Stored records
···
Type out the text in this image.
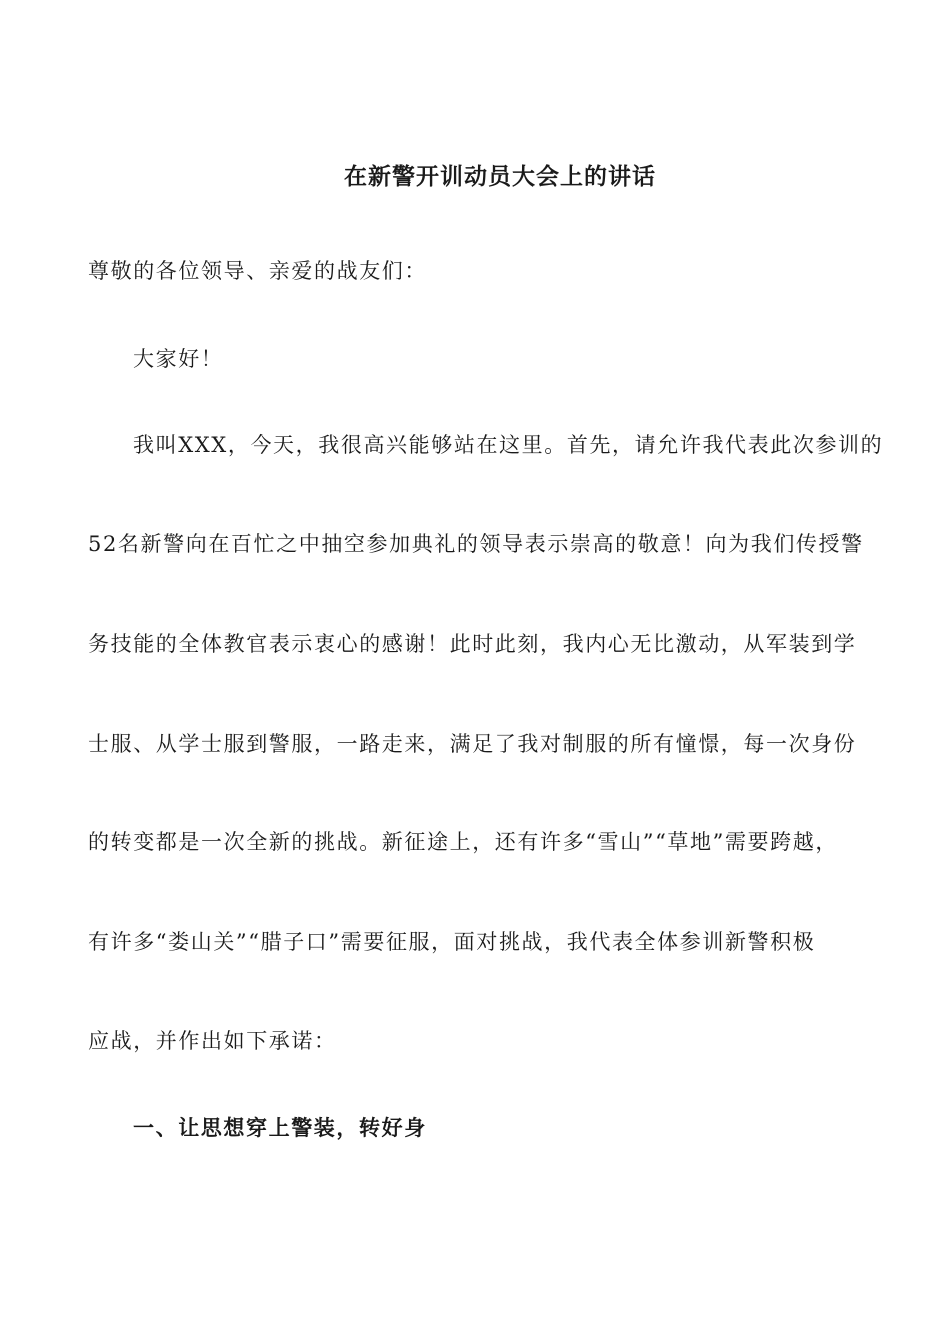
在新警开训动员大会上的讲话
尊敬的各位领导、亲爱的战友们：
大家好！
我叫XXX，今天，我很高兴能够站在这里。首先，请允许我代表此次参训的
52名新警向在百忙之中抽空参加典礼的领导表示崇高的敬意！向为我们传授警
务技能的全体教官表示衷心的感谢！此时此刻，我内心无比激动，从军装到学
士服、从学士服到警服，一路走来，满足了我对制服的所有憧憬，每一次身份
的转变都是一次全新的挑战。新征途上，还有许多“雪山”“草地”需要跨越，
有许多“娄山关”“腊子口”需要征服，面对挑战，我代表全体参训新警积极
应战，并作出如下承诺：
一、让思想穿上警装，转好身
···
■ **Exercise description**
The records above must be transcribed exactly. Pictures are left out of the copy.

■ **Exercise response**
Type out the text in this image.
在新警开训动员大会上的讲话
尊敬的各位领导、亲爱的战友们：
大家好！
我叫XXX，今天，我很高兴能够站在这里。首先，请允许我代表此次参训的
52名新警向在百忙之中抽空参加典礼的领导表示崇高的敬意！向为我们传授警
务技能的全体教官表示衷心的感谢！此时此刻，我内心无比激动，从军装到学
士服、从学士服到警服，一路走来，满足了我对制服的所有憧憬，每一次身份
的转变都是一次全新的挑战。新征途上，还有许多“雪山”“草地”需要跨越，
有许多“娄山关”“腊子口”需要征服，面对挑战，我代表全体参训新警积极
应战，并作出如下承诺：
一、让思想穿上警装，转好身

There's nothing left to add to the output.